Look through the records below, count the lines with the word "Health", and reply with only the number.

▶ Extracted data
— Begin —

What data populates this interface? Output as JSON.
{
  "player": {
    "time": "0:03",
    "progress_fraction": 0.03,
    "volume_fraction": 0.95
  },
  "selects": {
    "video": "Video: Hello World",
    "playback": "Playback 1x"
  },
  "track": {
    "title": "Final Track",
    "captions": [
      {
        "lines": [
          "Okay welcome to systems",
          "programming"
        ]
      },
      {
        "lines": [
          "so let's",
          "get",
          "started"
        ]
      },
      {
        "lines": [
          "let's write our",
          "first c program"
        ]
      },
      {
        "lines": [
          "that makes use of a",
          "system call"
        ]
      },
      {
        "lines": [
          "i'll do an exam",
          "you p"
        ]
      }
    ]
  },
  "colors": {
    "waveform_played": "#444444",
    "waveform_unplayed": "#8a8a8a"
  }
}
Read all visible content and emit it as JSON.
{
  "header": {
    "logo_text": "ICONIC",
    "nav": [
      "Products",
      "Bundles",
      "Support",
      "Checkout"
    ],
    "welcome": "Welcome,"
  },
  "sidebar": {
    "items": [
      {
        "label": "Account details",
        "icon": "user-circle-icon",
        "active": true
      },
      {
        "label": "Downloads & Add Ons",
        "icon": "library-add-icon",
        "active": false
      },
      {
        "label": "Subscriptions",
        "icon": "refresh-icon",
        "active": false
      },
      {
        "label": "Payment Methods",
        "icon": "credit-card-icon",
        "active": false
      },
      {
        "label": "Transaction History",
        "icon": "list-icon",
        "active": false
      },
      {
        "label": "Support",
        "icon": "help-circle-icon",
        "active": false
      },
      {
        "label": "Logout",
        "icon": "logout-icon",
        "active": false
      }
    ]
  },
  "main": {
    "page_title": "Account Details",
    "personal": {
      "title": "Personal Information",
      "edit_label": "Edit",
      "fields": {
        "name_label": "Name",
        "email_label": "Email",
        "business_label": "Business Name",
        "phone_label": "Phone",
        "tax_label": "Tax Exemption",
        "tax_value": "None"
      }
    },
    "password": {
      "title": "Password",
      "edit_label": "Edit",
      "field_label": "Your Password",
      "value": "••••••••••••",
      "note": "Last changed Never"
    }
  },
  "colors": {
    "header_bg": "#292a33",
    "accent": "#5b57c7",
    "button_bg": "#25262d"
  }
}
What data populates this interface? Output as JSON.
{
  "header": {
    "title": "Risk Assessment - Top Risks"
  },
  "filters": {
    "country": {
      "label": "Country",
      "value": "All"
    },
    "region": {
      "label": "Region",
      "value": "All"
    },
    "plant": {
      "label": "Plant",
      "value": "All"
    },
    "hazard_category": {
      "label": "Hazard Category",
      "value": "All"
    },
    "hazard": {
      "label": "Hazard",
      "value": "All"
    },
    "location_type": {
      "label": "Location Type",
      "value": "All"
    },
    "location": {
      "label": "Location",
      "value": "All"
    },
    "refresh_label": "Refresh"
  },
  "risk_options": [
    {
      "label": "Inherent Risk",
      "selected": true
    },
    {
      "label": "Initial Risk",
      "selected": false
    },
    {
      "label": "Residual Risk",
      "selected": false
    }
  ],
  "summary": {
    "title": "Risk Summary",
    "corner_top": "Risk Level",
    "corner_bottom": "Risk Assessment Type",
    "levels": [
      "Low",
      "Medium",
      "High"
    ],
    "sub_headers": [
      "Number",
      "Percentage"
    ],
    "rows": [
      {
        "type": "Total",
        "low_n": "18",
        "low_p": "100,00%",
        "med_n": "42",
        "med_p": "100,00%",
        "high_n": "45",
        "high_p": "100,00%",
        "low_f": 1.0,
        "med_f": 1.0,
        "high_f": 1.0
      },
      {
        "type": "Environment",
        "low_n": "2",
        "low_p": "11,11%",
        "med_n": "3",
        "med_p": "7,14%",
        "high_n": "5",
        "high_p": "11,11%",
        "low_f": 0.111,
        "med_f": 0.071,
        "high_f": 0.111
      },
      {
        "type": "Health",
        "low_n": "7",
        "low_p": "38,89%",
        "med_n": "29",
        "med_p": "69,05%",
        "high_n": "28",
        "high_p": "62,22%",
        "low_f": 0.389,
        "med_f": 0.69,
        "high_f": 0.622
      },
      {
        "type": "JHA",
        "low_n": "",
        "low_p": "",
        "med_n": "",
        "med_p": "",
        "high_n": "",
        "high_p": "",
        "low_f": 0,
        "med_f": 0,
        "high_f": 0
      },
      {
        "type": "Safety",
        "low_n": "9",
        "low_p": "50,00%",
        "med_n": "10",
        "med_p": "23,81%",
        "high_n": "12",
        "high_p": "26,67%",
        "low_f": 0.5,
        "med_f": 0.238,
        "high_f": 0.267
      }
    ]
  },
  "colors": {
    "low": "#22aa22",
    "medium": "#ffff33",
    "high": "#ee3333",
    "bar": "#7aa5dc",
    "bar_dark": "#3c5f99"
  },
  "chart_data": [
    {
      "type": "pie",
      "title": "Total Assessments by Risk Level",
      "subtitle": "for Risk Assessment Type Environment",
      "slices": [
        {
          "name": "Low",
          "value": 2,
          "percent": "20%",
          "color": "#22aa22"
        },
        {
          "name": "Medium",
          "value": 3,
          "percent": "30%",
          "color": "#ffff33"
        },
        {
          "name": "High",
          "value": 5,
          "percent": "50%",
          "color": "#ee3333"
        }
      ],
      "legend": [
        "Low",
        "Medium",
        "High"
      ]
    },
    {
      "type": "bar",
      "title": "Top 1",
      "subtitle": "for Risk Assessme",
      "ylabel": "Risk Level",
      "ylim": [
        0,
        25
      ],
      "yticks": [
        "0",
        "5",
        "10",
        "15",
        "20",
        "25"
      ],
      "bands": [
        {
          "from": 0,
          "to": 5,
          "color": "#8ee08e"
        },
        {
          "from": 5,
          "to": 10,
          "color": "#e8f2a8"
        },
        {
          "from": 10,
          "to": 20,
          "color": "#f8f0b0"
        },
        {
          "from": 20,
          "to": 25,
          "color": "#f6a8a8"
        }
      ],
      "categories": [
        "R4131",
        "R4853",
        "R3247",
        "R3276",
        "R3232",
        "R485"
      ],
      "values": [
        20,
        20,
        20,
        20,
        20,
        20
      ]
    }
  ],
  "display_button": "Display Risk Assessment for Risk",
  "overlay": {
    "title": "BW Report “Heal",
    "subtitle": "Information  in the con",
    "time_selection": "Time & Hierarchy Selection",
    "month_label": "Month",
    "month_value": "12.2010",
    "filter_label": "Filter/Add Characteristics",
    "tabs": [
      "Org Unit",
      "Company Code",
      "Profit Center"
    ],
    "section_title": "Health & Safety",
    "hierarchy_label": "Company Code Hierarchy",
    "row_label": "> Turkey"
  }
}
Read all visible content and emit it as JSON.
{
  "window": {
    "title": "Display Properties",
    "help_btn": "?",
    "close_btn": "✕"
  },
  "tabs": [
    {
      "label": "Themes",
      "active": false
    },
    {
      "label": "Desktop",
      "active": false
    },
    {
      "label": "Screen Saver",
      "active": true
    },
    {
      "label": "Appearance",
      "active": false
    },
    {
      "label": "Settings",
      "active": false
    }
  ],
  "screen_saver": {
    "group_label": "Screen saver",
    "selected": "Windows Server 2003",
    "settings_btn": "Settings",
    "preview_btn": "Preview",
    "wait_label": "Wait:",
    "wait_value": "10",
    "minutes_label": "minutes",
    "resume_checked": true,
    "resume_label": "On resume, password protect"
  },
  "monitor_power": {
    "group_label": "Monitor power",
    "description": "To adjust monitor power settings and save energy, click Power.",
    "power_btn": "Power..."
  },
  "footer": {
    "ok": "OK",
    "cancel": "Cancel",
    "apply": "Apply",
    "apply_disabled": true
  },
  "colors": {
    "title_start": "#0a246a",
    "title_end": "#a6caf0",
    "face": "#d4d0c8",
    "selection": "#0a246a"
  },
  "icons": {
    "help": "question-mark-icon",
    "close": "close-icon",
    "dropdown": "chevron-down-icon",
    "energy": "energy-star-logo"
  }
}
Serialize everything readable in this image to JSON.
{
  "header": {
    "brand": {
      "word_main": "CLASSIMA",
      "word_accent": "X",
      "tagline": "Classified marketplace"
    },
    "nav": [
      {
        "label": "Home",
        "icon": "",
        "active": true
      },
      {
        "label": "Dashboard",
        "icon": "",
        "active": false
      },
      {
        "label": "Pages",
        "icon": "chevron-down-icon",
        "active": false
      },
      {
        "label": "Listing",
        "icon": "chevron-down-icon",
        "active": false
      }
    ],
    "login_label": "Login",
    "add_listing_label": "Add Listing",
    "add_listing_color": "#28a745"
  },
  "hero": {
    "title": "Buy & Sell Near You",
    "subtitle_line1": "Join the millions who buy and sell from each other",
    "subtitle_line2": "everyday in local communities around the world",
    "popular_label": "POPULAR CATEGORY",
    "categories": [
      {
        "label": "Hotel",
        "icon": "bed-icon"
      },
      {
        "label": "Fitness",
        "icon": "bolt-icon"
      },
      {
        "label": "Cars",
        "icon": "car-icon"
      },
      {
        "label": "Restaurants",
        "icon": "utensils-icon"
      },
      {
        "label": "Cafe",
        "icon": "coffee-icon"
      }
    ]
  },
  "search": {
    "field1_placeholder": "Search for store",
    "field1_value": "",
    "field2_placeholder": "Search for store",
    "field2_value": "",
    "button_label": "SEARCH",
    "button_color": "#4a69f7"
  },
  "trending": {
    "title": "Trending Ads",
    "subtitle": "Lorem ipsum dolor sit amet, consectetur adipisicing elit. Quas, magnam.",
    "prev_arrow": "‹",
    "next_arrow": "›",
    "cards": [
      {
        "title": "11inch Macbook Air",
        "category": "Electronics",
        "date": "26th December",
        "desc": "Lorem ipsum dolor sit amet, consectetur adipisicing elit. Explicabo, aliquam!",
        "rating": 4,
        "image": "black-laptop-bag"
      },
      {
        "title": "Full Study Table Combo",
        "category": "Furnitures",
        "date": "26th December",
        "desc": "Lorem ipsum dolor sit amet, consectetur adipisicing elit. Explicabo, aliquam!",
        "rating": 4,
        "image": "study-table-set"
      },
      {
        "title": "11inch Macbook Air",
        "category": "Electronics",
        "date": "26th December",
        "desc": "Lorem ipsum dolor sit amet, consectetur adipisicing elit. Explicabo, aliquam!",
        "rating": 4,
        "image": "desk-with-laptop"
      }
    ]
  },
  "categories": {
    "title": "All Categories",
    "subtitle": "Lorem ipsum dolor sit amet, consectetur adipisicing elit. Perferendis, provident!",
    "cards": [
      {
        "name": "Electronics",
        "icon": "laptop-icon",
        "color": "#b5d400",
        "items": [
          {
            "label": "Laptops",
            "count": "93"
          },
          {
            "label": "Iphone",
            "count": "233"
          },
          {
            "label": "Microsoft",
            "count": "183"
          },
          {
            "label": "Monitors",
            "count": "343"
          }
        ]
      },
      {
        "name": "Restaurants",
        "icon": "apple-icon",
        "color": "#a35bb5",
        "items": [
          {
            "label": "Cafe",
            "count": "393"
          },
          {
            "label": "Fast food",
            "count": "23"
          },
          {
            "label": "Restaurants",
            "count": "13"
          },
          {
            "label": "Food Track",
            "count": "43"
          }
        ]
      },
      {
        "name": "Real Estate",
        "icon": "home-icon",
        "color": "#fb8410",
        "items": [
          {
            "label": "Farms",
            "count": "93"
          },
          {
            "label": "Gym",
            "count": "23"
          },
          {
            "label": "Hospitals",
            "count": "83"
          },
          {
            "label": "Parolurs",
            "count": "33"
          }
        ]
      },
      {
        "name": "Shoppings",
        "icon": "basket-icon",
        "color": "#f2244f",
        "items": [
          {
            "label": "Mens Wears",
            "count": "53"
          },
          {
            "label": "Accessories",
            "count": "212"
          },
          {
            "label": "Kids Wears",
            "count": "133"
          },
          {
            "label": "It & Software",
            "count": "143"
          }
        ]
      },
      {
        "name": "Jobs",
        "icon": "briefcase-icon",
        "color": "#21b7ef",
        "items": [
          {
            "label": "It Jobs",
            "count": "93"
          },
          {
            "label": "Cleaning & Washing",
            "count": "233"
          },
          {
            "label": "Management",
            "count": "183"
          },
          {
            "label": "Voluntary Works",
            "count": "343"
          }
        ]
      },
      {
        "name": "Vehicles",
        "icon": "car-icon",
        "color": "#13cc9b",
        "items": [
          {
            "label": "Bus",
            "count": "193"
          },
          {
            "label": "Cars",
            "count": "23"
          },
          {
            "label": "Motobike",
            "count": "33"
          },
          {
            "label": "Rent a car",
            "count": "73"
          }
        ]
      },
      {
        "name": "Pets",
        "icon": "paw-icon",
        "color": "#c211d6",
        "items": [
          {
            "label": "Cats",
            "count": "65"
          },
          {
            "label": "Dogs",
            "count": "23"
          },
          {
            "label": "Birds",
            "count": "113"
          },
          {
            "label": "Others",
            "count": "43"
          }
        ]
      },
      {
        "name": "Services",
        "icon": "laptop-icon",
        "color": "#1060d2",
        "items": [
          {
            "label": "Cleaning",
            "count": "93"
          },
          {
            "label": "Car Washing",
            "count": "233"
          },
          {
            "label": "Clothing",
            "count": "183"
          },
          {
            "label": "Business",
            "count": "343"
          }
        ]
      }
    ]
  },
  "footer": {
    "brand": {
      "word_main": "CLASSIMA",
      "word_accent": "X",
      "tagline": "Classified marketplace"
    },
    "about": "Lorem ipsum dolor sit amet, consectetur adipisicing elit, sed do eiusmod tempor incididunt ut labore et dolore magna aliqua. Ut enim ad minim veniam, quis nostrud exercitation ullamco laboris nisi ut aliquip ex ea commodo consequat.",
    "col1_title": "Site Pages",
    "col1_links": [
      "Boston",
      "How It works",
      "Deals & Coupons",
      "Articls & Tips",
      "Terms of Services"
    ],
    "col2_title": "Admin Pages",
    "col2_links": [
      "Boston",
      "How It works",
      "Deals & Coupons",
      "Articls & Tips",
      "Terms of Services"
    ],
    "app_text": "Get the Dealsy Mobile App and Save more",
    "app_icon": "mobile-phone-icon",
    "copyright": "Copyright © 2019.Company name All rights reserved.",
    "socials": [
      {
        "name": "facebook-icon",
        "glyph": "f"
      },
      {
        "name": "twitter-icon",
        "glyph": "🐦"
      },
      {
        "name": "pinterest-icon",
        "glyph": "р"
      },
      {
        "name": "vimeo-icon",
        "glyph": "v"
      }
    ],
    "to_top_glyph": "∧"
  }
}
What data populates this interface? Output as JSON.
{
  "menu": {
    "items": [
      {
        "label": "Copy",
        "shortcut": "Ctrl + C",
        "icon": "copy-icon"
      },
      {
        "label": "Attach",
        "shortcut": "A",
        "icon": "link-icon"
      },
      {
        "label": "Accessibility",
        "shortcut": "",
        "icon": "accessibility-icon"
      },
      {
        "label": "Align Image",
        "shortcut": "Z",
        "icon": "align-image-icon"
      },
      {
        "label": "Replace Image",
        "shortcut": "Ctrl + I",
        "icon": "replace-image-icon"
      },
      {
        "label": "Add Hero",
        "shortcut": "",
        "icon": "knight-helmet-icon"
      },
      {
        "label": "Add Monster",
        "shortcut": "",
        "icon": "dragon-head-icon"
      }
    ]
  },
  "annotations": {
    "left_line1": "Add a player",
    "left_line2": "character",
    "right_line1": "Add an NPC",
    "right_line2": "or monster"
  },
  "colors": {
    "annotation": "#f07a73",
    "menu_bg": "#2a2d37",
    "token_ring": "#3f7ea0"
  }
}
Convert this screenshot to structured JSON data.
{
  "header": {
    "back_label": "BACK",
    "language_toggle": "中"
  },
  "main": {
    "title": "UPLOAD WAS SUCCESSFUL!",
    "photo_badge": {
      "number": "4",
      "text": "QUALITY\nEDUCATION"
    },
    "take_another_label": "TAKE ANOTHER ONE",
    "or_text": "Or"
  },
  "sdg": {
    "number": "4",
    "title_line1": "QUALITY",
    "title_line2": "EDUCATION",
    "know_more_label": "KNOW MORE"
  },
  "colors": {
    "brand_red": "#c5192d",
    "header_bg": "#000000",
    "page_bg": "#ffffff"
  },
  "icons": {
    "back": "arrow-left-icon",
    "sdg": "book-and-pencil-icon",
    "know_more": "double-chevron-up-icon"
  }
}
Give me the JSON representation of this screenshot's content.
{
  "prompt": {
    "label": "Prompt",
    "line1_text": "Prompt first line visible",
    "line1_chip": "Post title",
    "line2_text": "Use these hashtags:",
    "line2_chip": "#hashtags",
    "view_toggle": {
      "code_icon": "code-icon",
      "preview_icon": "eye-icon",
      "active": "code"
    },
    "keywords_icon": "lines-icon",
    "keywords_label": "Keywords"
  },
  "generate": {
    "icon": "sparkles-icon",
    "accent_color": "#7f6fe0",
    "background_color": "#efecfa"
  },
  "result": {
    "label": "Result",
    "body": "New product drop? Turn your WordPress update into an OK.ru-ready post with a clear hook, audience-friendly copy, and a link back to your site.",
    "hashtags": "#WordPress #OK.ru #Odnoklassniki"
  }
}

— End —

▶ Response to the exercise
2